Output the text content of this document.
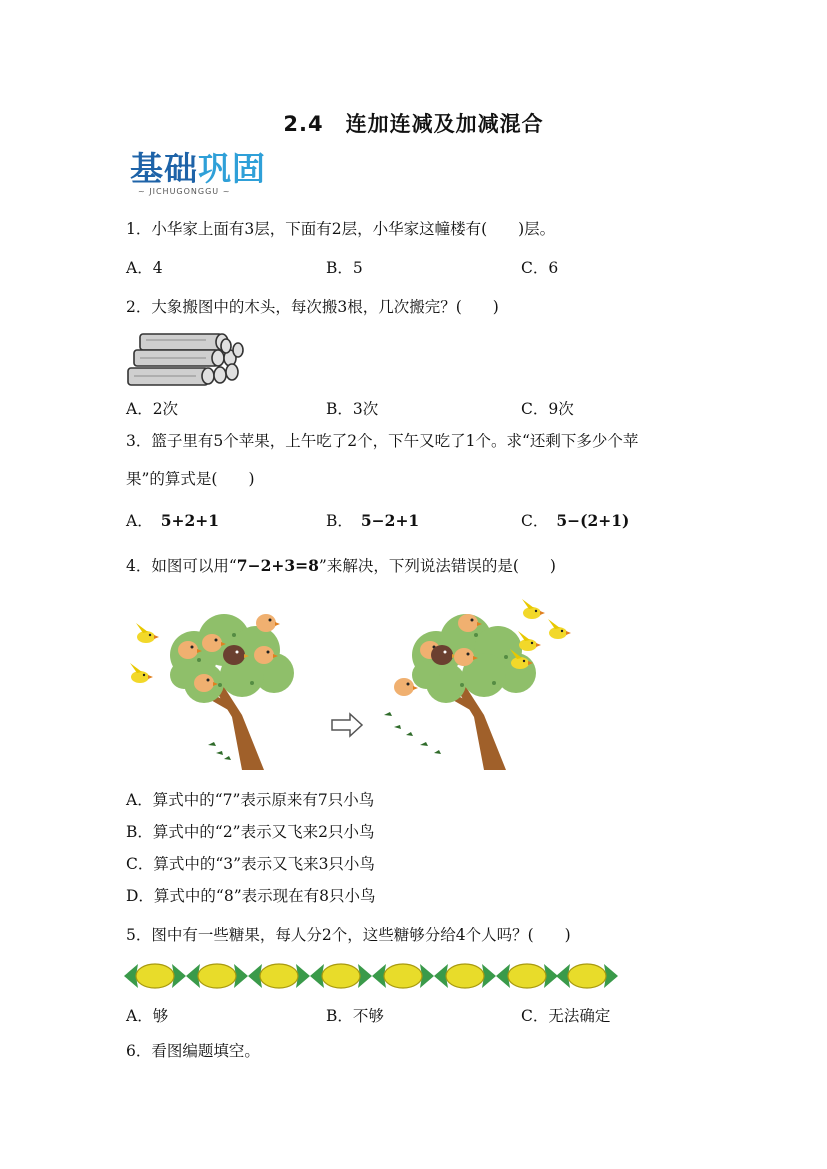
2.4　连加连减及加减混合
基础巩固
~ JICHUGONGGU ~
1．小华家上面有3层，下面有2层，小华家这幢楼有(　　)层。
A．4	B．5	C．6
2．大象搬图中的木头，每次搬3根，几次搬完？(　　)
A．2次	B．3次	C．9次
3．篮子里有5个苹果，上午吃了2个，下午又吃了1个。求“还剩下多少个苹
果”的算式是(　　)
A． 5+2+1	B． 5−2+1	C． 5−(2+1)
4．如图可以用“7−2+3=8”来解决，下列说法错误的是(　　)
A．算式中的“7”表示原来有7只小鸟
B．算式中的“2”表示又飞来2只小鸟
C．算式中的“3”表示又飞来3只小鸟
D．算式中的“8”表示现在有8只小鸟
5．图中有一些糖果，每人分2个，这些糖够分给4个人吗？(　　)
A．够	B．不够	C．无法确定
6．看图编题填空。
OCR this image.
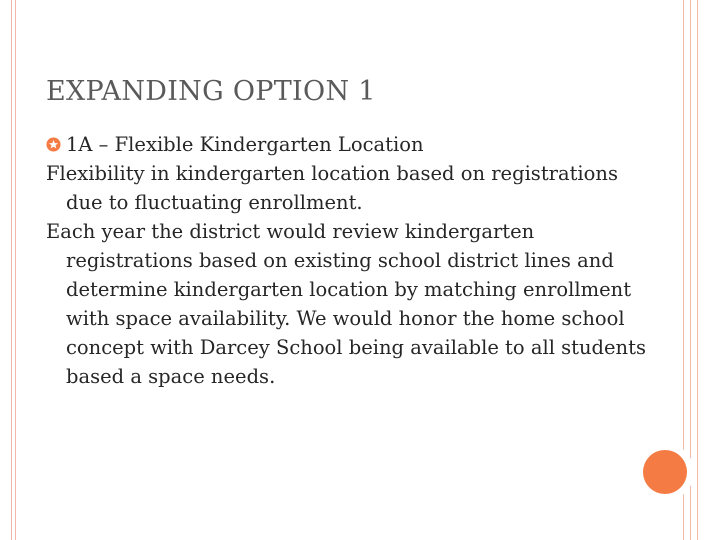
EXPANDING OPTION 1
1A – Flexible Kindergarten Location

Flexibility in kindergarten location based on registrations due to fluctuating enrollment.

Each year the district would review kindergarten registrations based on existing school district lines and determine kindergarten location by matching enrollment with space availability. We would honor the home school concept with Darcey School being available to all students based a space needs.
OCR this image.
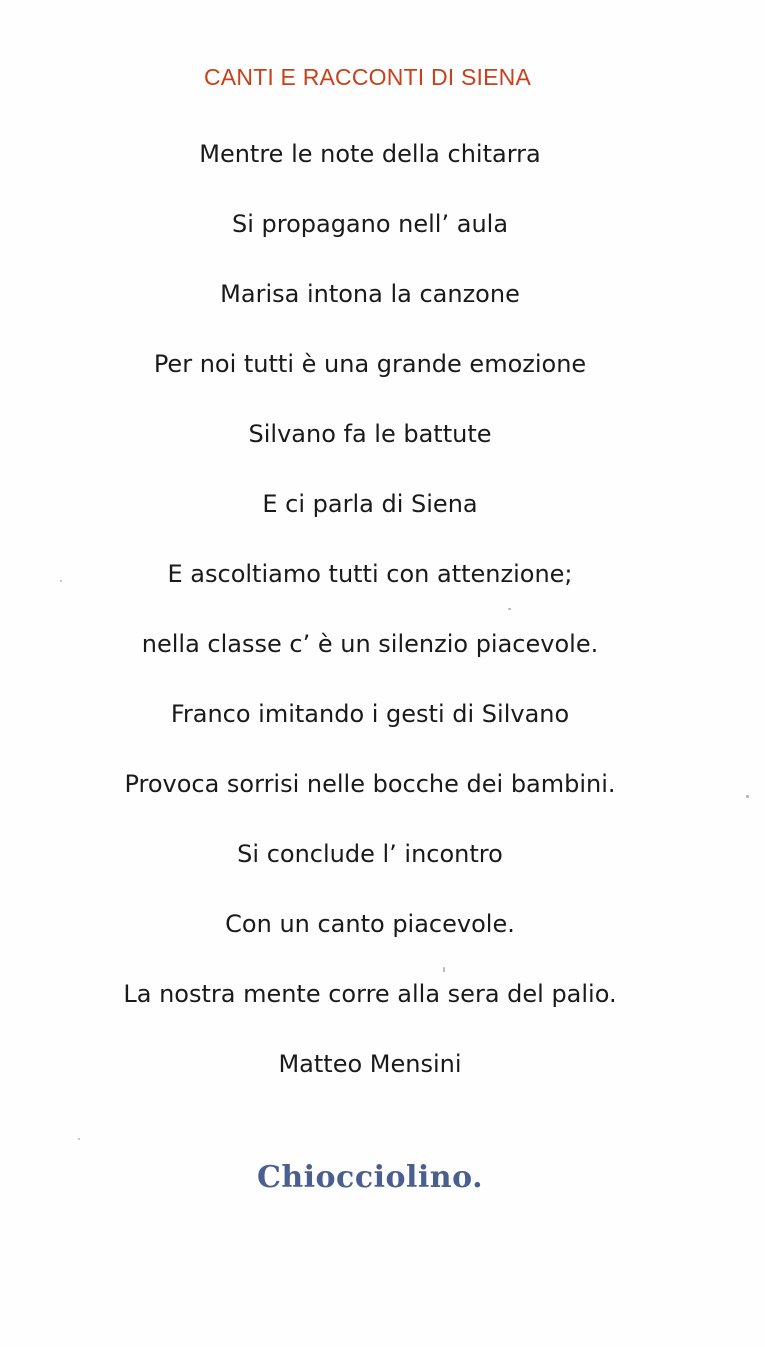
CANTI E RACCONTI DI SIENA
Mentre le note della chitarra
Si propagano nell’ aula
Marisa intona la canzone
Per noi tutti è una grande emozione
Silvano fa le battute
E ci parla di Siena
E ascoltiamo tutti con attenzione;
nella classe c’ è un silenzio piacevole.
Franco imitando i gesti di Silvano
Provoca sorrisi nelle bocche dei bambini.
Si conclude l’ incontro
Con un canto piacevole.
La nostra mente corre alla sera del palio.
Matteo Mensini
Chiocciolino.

● ● ● ● ● ● ●

**WHAT NEEDS TO BE DONE**
Return every line in the listing that contains the word "enrollment".

**FULL OUTPUT**
Flexibility in kindergarten location based on registrations due to fluctuating enrollment.
Each year the district would review kindergarten registrations based on existing school district lines and determine kindergarten location by matching enrollment with space availability. We would honor the home school concept with Darcey School being available to all students based a space needs.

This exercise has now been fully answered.